PROBLEM REQUIREMENTS:
Please report every line of the records below that contains the string "button", copying each such line in full.

EXERCISE MATERIALS:
+++

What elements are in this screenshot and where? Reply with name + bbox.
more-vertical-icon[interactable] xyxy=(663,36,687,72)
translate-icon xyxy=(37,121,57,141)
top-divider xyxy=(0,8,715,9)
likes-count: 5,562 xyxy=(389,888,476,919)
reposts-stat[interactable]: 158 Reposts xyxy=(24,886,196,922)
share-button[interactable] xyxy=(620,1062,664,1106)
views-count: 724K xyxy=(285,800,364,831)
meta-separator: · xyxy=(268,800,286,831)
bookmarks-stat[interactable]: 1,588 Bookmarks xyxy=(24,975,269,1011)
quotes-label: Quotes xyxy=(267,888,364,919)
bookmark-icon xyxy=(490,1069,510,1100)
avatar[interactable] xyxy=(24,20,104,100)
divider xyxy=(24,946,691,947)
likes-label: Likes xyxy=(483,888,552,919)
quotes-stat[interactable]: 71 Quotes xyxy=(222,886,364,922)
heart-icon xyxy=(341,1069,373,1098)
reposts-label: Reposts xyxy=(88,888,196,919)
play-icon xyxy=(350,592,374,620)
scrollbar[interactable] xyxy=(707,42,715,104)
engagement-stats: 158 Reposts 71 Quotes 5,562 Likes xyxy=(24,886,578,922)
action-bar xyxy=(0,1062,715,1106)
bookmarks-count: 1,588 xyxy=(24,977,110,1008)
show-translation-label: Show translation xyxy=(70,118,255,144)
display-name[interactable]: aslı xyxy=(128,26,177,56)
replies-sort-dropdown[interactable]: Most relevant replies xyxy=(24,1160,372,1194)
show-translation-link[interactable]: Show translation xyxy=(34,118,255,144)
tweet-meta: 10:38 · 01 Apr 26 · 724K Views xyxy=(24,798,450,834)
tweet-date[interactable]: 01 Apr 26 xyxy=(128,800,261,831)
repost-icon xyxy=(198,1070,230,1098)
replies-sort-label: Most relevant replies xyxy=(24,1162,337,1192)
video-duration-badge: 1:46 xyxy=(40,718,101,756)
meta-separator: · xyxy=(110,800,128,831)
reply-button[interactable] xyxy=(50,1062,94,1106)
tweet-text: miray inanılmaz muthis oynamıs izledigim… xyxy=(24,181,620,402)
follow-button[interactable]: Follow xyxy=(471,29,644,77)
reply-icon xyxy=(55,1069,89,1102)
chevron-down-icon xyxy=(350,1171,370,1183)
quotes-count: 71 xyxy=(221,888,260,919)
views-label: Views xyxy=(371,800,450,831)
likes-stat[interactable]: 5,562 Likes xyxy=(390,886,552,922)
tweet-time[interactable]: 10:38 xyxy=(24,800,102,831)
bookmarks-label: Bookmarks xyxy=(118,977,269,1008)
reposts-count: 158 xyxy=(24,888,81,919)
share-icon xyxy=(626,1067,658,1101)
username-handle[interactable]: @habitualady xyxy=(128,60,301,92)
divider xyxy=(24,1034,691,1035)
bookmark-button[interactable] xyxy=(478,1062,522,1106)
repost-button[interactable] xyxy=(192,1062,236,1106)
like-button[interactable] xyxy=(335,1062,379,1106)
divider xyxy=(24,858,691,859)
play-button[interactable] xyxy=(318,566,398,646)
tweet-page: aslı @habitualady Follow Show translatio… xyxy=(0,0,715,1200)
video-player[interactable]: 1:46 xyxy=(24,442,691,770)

+++

SOLUTION TO THE PROBLEM:
share-button[interactable] xyxy=(620,1062,664,1106)
reply-button[interactable] xyxy=(50,1062,94,1106)
follow-button[interactable]: Follow xyxy=(471,29,644,77)
bookmark-button[interactable] xyxy=(478,1062,522,1106)
repost-button[interactable] xyxy=(192,1062,236,1106)
like-button[interactable] xyxy=(335,1062,379,1106)
play-button[interactable] xyxy=(318,566,398,646)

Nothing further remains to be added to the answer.